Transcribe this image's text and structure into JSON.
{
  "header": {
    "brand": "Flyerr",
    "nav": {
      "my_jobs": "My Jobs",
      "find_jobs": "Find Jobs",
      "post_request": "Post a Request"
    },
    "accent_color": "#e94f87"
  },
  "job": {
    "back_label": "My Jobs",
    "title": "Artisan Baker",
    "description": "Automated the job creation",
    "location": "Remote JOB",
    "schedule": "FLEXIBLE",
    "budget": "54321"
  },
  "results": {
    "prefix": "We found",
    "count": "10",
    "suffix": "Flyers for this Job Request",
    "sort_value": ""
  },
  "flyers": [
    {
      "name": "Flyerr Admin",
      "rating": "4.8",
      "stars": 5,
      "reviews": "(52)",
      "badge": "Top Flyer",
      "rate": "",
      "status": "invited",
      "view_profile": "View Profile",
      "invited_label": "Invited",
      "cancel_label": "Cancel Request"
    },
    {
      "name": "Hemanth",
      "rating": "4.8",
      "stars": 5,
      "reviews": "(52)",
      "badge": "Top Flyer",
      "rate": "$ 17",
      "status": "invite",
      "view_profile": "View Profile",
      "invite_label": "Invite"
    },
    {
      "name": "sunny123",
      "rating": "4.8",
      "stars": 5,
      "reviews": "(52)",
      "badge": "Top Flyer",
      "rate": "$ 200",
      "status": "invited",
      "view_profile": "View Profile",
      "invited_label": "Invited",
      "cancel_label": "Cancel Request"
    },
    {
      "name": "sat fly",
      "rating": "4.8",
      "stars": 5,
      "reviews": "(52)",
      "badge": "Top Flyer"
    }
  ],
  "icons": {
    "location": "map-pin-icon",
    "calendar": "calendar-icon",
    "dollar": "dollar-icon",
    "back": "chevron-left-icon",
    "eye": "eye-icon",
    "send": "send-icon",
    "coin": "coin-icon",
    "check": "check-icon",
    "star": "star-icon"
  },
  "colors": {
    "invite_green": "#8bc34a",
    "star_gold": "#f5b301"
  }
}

§ **EXERCISE DESCRIPTION**
Find every line in the records above that contains the word "Request", and copy each one.

§ **TASK SOLUTION**
      "post_request": "Post a Request"
    "suffix": "Flyers for this Job Request",
      "cancel_label": "Cancel Request"
      "cancel_label": "Cancel Request"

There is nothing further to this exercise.